Locate the lines where "this" occurs and copy them as they stand.

Task material:
|---|

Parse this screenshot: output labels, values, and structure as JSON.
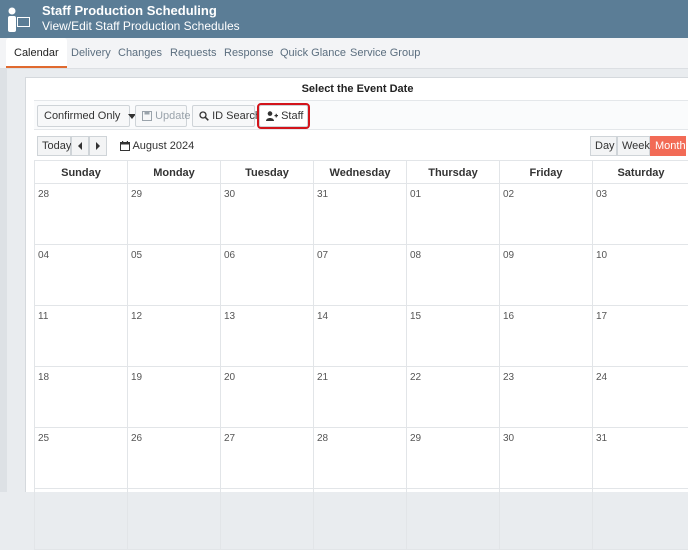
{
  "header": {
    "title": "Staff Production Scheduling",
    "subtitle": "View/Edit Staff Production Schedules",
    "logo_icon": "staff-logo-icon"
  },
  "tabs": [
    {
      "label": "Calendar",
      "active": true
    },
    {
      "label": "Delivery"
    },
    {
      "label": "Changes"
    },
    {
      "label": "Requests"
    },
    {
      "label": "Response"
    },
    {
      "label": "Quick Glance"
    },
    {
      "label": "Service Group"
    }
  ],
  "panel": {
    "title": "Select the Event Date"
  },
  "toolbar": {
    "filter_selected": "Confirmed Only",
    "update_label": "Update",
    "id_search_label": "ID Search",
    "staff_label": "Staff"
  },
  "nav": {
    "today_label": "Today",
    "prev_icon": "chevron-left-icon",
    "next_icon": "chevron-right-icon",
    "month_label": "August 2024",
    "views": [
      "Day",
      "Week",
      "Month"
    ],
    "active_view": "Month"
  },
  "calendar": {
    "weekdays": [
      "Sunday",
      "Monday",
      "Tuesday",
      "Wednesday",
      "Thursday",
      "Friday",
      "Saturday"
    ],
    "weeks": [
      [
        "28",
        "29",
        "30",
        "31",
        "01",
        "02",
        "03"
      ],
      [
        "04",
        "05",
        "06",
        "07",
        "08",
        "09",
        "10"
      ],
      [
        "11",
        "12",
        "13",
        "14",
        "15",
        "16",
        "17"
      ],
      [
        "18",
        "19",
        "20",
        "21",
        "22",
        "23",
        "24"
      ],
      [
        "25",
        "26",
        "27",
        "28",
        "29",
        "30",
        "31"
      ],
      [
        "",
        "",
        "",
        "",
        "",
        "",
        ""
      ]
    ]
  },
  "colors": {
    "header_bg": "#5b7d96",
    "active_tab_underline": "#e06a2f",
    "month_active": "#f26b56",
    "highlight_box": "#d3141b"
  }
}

|---|

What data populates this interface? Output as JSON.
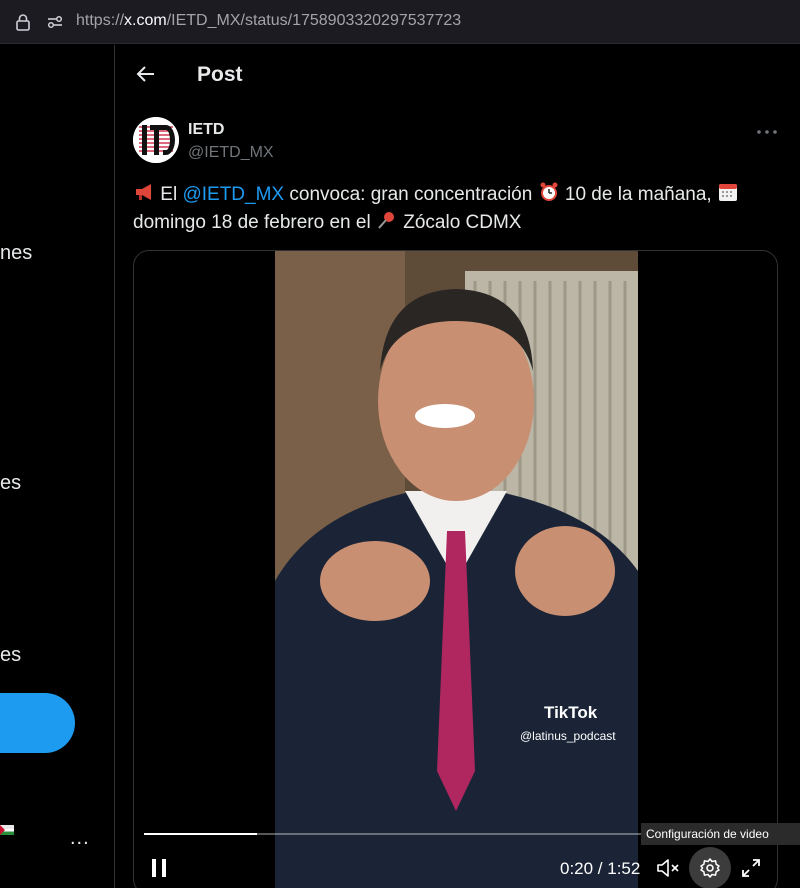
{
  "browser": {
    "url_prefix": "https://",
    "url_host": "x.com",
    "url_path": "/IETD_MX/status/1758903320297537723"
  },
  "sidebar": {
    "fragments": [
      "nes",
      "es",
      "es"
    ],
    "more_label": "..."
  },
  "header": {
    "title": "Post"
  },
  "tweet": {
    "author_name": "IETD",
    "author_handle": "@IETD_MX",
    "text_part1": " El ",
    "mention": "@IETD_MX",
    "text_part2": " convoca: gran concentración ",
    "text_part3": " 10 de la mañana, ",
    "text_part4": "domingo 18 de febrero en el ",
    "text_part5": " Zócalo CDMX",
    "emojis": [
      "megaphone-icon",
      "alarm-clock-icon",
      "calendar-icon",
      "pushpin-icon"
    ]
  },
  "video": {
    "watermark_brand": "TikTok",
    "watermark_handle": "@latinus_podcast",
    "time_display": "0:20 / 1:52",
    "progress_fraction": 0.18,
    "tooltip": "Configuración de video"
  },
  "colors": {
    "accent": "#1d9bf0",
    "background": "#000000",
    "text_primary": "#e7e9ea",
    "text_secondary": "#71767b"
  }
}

|---|

Problem solution:
Parse this screenshot: output labels, values, and structure as JSON.
What data populates this interface? Output as JSON.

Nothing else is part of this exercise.